What is needed: Output each entry verbatim and exclude every picture from it.

[Begin Task inputs]

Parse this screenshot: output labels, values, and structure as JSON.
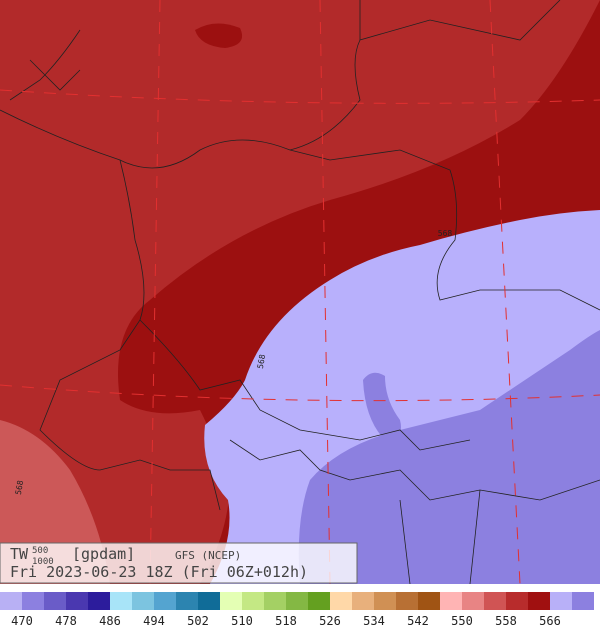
{
  "header": {
    "field": "TW",
    "sup": "500",
    "sub": "1000",
    "unit": "[gpdam]",
    "model": "GFS (NCEP)",
    "time": "Fri 2023-06-23 18Z (Fri 06Z+012h)"
  },
  "map": {
    "contour_labels": [
      "568",
      "568",
      "568"
    ]
  },
  "legend": {
    "colors": [
      "#b8b0f4",
      "#8c80e0",
      "#6a5cc8",
      "#4a38b0",
      "#2c1c9c",
      "#a8e4f8",
      "#7cc4e0",
      "#54a4d0",
      "#2c84b0",
      "#106c98",
      "#e4ffb4",
      "#c4e884",
      "#a4d064",
      "#84b844",
      "#64a020",
      "#ffd8a8",
      "#e8b07c",
      "#d09054",
      "#b87034",
      "#a05414",
      "#ffb4b4",
      "#e88484",
      "#d05454",
      "#b82c2c",
      "#a01010",
      "#b8b0f8",
      "#8c80e0"
    ],
    "labels": [
      470,
      478,
      486,
      494,
      502,
      510,
      518,
      526,
      534,
      542,
      550,
      558,
      566
    ]
  }
}
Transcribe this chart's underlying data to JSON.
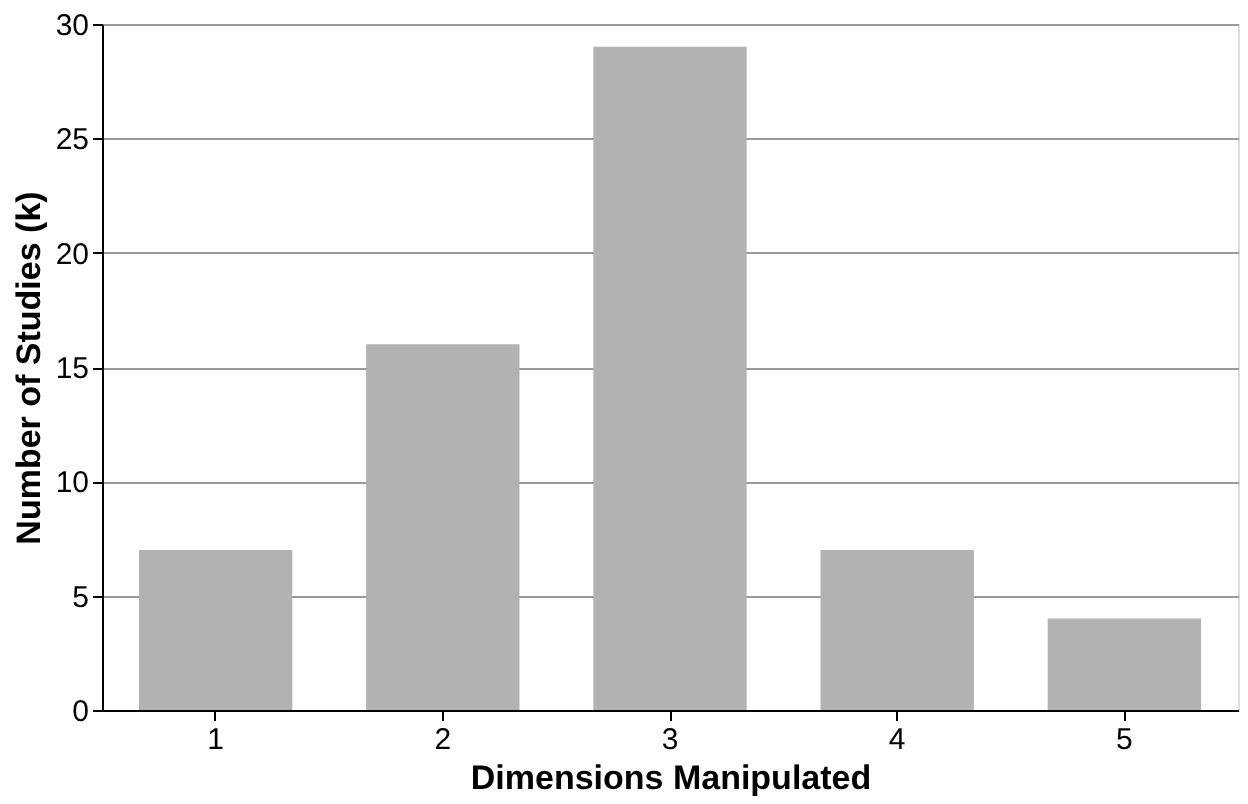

[End Task inputs]

Response for this exercise:
Parse this screenshot: output labels, values, and structure as JSON.
{
  "header": {
    "field": "TW",
    "sup": "500",
    "sub": "1000",
    "unit": "[gpdam]",
    "model": "GFS (NCEP)",
    "time": "Fri 2023-06-23 18Z (Fri 06Z+012h)"
  },
  "map": {
    "contour_labels": [
      "568",
      "568",
      "568"
    ]
  },
  "legend": {
    "colors": [
      "#b8b0f4",
      "#8c80e0",
      "#6a5cc8",
      "#4a38b0",
      "#2c1c9c",
      "#a8e4f8",
      "#7cc4e0",
      "#54a4d0",
      "#2c84b0",
      "#106c98",
      "#e4ffb4",
      "#c4e884",
      "#a4d064",
      "#84b844",
      "#64a020",
      "#ffd8a8",
      "#e8b07c",
      "#d09054",
      "#b87034",
      "#a05414",
      "#ffb4b4",
      "#e88484",
      "#d05454",
      "#b82c2c",
      "#a01010",
      "#b8b0f8",
      "#8c80e0"
    ],
    "labels": [
      470,
      478,
      486,
      494,
      502,
      510,
      518,
      526,
      534,
      542,
      550,
      558,
      566
    ]
  }
}
Transcribe this chart's underlying data to JSON.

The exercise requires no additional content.